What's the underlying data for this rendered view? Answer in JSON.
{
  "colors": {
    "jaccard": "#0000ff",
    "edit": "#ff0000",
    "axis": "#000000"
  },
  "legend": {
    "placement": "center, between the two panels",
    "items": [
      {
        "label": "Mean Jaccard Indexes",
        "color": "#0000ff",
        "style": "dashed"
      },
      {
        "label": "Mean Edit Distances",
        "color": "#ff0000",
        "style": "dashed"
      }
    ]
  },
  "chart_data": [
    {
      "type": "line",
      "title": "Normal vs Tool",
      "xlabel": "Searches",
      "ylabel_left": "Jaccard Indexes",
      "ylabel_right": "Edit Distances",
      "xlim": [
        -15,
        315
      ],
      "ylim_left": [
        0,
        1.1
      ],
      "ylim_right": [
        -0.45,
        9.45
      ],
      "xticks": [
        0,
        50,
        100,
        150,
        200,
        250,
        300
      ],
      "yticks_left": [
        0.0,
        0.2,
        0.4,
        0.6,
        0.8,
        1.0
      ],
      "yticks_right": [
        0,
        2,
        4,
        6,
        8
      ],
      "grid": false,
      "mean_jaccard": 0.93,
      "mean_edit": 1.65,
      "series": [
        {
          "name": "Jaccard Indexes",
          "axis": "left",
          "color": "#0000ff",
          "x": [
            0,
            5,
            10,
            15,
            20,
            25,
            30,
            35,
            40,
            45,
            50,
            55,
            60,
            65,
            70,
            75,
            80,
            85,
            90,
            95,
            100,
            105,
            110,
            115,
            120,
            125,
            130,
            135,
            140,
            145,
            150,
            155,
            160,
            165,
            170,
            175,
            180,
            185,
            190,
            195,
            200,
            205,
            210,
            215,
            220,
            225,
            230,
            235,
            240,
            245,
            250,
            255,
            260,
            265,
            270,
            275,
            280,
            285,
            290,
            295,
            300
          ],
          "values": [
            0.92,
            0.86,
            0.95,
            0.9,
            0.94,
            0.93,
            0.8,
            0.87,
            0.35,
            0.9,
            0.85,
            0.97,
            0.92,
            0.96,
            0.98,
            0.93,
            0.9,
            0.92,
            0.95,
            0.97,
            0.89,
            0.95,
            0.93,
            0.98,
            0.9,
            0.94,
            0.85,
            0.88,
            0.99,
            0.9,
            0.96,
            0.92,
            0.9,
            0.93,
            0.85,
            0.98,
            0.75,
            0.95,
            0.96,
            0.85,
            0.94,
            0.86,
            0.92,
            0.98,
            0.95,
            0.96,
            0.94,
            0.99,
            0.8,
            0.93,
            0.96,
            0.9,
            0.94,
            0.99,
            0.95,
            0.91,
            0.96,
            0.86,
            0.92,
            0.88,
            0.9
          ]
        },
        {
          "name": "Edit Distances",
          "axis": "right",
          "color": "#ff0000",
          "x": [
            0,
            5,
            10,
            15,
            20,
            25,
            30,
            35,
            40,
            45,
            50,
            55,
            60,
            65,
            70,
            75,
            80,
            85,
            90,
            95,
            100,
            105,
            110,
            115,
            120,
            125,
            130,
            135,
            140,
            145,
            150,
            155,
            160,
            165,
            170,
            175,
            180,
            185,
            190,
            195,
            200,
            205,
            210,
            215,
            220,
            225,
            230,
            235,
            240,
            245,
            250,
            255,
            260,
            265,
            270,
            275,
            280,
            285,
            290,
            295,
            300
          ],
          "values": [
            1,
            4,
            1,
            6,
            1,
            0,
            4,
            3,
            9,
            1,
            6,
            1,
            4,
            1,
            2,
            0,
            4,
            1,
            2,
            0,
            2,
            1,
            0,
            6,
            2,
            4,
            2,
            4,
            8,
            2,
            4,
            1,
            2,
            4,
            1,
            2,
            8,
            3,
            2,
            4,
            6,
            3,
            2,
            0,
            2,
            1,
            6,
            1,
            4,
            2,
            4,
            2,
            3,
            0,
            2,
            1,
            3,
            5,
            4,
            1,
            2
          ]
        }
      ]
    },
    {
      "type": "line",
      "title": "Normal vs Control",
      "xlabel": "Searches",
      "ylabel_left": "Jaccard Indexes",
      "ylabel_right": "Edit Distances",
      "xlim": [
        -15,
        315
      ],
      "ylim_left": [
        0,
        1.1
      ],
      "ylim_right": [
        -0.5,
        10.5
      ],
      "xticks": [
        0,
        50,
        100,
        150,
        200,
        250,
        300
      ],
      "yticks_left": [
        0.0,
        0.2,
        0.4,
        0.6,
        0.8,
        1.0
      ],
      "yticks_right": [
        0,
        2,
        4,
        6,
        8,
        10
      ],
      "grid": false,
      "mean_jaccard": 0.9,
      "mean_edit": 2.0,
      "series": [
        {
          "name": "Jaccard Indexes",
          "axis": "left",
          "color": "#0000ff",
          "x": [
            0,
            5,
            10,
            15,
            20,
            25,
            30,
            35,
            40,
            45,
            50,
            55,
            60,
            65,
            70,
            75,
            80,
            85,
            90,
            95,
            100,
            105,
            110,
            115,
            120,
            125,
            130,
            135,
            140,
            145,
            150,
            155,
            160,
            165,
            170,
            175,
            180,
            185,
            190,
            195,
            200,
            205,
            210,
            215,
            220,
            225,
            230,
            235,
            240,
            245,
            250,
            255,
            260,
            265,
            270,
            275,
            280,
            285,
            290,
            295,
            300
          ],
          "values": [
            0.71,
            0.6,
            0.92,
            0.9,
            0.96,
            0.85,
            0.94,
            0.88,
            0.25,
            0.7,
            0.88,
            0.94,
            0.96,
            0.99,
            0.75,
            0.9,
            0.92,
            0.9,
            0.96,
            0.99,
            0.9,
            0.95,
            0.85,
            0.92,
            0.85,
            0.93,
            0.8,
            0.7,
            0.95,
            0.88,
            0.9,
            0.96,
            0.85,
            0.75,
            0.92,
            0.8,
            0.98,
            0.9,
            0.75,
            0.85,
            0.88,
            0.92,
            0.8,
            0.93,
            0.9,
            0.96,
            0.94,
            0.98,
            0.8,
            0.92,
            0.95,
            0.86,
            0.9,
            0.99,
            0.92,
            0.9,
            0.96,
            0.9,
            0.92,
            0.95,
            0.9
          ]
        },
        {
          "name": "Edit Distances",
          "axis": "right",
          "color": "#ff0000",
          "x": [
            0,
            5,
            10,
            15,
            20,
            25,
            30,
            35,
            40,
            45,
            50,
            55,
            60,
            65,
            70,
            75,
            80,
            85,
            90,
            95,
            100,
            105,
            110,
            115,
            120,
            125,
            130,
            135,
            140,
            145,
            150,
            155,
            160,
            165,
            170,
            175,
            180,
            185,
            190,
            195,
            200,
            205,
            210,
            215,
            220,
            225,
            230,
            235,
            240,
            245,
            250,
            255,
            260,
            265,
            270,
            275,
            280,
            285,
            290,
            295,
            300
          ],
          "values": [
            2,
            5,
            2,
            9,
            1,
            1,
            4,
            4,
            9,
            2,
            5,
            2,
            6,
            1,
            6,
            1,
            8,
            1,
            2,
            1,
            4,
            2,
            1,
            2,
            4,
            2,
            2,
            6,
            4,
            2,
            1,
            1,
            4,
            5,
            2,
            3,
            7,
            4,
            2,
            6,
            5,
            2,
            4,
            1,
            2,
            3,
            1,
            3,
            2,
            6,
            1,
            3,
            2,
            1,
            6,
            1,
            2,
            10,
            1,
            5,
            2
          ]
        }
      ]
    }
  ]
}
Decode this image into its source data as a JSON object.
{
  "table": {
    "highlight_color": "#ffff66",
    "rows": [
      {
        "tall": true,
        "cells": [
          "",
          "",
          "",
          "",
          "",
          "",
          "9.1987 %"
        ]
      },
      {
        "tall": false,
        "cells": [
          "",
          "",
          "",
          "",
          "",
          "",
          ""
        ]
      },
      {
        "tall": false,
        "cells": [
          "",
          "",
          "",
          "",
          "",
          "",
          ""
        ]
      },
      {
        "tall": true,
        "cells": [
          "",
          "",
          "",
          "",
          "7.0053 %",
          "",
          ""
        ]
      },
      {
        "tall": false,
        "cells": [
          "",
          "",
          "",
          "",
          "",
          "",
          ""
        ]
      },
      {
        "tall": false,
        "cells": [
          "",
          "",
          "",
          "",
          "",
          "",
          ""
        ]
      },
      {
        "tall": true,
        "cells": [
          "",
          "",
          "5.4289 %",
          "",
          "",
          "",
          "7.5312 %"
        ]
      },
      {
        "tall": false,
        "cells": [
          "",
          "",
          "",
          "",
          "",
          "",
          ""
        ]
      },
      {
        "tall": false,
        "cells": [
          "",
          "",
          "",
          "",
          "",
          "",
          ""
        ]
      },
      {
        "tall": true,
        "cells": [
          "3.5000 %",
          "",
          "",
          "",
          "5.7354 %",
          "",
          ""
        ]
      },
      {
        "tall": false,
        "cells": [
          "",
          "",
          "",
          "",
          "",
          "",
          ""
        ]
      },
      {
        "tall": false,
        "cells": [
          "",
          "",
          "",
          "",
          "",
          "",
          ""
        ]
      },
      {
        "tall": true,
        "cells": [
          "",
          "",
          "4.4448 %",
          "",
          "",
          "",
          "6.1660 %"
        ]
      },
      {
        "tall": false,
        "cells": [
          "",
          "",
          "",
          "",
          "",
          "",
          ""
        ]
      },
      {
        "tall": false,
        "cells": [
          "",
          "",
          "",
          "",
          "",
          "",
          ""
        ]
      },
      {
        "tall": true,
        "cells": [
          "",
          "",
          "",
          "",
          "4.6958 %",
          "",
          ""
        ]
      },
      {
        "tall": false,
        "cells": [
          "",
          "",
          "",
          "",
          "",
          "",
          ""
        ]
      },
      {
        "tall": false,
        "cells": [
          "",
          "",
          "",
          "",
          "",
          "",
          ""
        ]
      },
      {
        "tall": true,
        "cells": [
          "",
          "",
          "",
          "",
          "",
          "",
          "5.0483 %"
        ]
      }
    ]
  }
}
____________
**Task**
Find the word "title" in the records and pull out each line that has it.

**Written reply**
      "title": "Normal vs Tool",
      "title": "Normal vs Control",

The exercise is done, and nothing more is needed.